**Task to carry out:**
Restate each line word for word. Leave out every picture.

**Data entries:**
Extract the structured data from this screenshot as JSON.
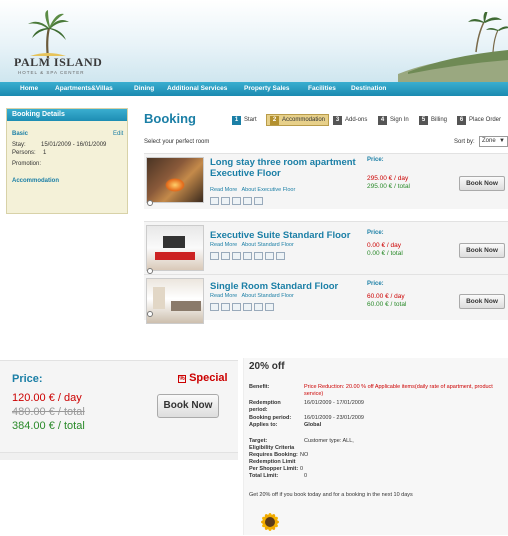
{
  "brand": {
    "title": "PALM ISLAND",
    "subtitle": "HOTEL & SPA CENTER"
  },
  "nav": [
    "Home",
    "Apartments&Villas",
    "Dining",
    "Additional Services",
    "Property Sales",
    "Facilities",
    "Destination"
  ],
  "sidebar": {
    "heading": "Booking Details",
    "section": "Basic",
    "edit": "Edit",
    "stay_label": "Stay:",
    "stay_value": "15/01/2009 - 16/01/2009",
    "persons_label": "Persons:",
    "persons_value": "1",
    "promotion_label": "Promotion:",
    "accommodation": "Accommodation"
  },
  "main": {
    "title": "Booking",
    "steps": [
      {
        "num": "1",
        "label": "Start"
      },
      {
        "num": "2",
        "label": "Accommodation"
      },
      {
        "num": "3",
        "label": "Add-ons"
      },
      {
        "num": "4",
        "label": "Sign In"
      },
      {
        "num": "5",
        "label": "Billing"
      },
      {
        "num": "6",
        "label": "Place Order"
      }
    ],
    "subline": "Select your perfect room",
    "sort_label": "Sort by:",
    "sort_value": "Zone"
  },
  "rooms": [
    {
      "name": "Long stay three room apartment Executive Floor",
      "read_more": "Read More",
      "about": "About Executive Floor",
      "price_label": "Price:",
      "day": "295.00 € / day",
      "total": "295.00 € / total",
      "book": "Book Now"
    },
    {
      "name": "Executive Suite Standard Floor",
      "read_more": "Read More",
      "about": "About Standard Floor",
      "price_label": "Price:",
      "day": "0.00 € / day",
      "total": "0.00 € / total",
      "book": "Book Now"
    },
    {
      "name": "Single Room Standard Floor",
      "read_more": "Read More",
      "about": "About Standard Floor",
      "price_label": "Price:",
      "day": "60.00 € / day",
      "total": "60.00 € / total",
      "book": "Book Now"
    }
  ],
  "zoom_price": {
    "label": "Price:",
    "special": "Special",
    "day": "120.00 € / day",
    "old": "480.00 € / total",
    "total": "384.00 € / total",
    "book": "Book Now"
  },
  "promo": {
    "title": "20% off",
    "benefit_label": "Benefit:",
    "benefit_value": "Price Reduction: 20.00 % off Applicable items(daily rate of apartment, product service)",
    "redemption_label": "Redemption period:",
    "redemption_value": "16/01/2009 - 17/01/2009",
    "booking_label": "Booking period:",
    "booking_value": "16/01/2009 - 23/01/2009",
    "applies_label": "Applies to:",
    "applies_value": "Global",
    "target_label": "Target:",
    "target_value": "Customer type: ALL,",
    "eligibility_label": "Eligibility Criteria",
    "requires_label": "Requires Booking:",
    "requires_value": "NO",
    "limit_label": "Redemption Limit",
    "per_shopper_label": "Per Shopper Limit:",
    "per_shopper_value": "0",
    "total_limit_label": "Total Limit:",
    "total_limit_value": "0",
    "note": "Get 20% off if you book today and for a booking in the next 10 days"
  },
  "colors": {
    "accent": "#1b7fa6",
    "price_day": "#cc0000",
    "price_total": "#2a8a2a",
    "sidebar_bg": "#f4f1d8"
  }
}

**Exercise response:**
Extract the structured data from this screenshot as JSON.
{
  "brand": {
    "title": "PALM ISLAND",
    "subtitle": "HOTEL & SPA CENTER"
  },
  "nav": [
    "Home",
    "Apartments&Villas",
    "Dining",
    "Additional Services",
    "Property Sales",
    "Facilities",
    "Destination"
  ],
  "sidebar": {
    "heading": "Booking Details",
    "section": "Basic",
    "edit": "Edit",
    "stay_label": "Stay:",
    "stay_value": "15/01/2009 - 16/01/2009",
    "persons_label": "Persons:",
    "persons_value": "1",
    "promotion_label": "Promotion:",
    "accommodation": "Accommodation"
  },
  "main": {
    "title": "Booking",
    "steps": [
      {
        "num": "1",
        "label": "Start"
      },
      {
        "num": "2",
        "label": "Accommodation"
      },
      {
        "num": "3",
        "label": "Add-ons"
      },
      {
        "num": "4",
        "label": "Sign In"
      },
      {
        "num": "5",
        "label": "Billing"
      },
      {
        "num": "6",
        "label": "Place Order"
      }
    ],
    "subline": "Select your perfect room",
    "sort_label": "Sort by:",
    "sort_value": "Zone"
  },
  "rooms": [
    {
      "name": "Long stay three room apartment Executive Floor",
      "read_more": "Read More",
      "about": "About Executive Floor",
      "price_label": "Price:",
      "day": "295.00 € / day",
      "total": "295.00 € / total",
      "book": "Book Now"
    },
    {
      "name": "Executive Suite Standard Floor",
      "read_more": "Read More",
      "about": "About Standard Floor",
      "price_label": "Price:",
      "day": "0.00 € / day",
      "total": "0.00 € / total",
      "book": "Book Now"
    },
    {
      "name": "Single Room Standard Floor",
      "read_more": "Read More",
      "about": "About Standard Floor",
      "price_label": "Price:",
      "day": "60.00 € / day",
      "total": "60.00 € / total",
      "book": "Book Now"
    }
  ],
  "zoom_price": {
    "label": "Price:",
    "special": "Special",
    "day": "120.00 € / day",
    "old": "480.00 € / total",
    "total": "384.00 € / total",
    "book": "Book Now"
  },
  "promo": {
    "title": "20% off",
    "benefit_label": "Benefit:",
    "benefit_value": "Price Reduction: 20.00 % off Applicable items(daily rate of apartment, product service)",
    "redemption_label": "Redemption period:",
    "redemption_value": "16/01/2009 - 17/01/2009",
    "booking_label": "Booking period:",
    "booking_value": "16/01/2009 - 23/01/2009",
    "applies_label": "Applies to:",
    "applies_value": "Global",
    "target_label": "Target:",
    "target_value": "Customer type: ALL,",
    "eligibility_label": "Eligibility Criteria",
    "requires_label": "Requires Booking:",
    "requires_value": "NO",
    "limit_label": "Redemption Limit",
    "per_shopper_label": "Per Shopper Limit:",
    "per_shopper_value": "0",
    "total_limit_label": "Total Limit:",
    "total_limit_value": "0",
    "note": "Get 20% off if you book today and for a booking in the next 10 days"
  },
  "colors": {
    "accent": "#1b7fa6",
    "price_day": "#cc0000",
    "price_total": "#2a8a2a",
    "sidebar_bg": "#f4f1d8"
  }
}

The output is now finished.